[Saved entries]
● ● ● ● ● ● ●
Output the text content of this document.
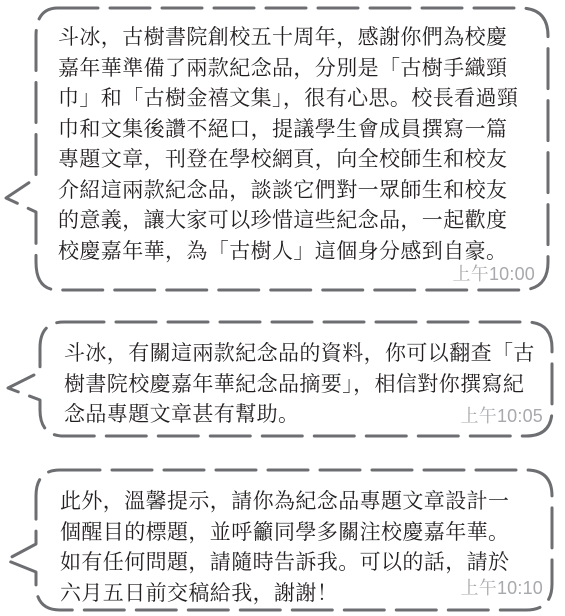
斗冰，古樹書院創校五十周年，感謝你們為校慶
嘉年華準備了兩款紀念品，分別是「古樹手織頸
巾」和「古樹金禧文集」，很有心思。校長看過頸
巾和文集後讚不絕口，提議學生會成員撰寫一篇
專題文章，刊登在學校網頁，向全校師生和校友
介紹這兩款紀念品，談談它們對一眾師生和校友
的意義，讓大家可以珍惜這些紀念品，一起歡度
校慶嘉年華，為「古樹人」這個身分感到自豪。
上午10:00
斗冰，有關這兩款紀念品的資料，你可以翻查「古
樹書院校慶嘉年華紀念品摘要」，相信對你撰寫紀
念品專題文章甚有幫助。	上午10:05
此外，溫馨提示，請你為紀念品專題文章設計一
個醒目的標題，並呼籲同學多關注校慶嘉年華。
如有任何問題，請隨時告訴我。可以的話，請於
六月五日前交稿給我，謝謝！	上午10:10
● ● ● ● ● ● ●
### TASK DETAILS
Nothing in the entries above should change when they are printed again, except that the pictures are dropped.

### FULL SOLUTION
Output the text content of this document.
斗冰，古樹書院創校五十周年，感謝你們為校慶
嘉年華準備了兩款紀念品，分別是「古樹手織頸
巾」和「古樹金禧文集」，很有心思。校長看過頸
巾和文集後讚不絕口，提議學生會成員撰寫一篇
專題文章，刊登在學校網頁，向全校師生和校友
介紹這兩款紀念品，談談它們對一眾師生和校友
的意義，讓大家可以珍惜這些紀念品，一起歡度
校慶嘉年華，為「古樹人」這個身分感到自豪。
上午10:00
斗冰，有關這兩款紀念品的資料，你可以翻查「古
樹書院校慶嘉年華紀念品摘要」，相信對你撰寫紀
念品專題文章甚有幫助。	上午10:05
此外，溫馨提示，請你為紀念品專題文章設計一
個醒目的標題，並呼籲同學多關注校慶嘉年華。
如有任何問題，請隨時告訴我。可以的話，請於
六月五日前交稿給我，謝謝！	上午10:10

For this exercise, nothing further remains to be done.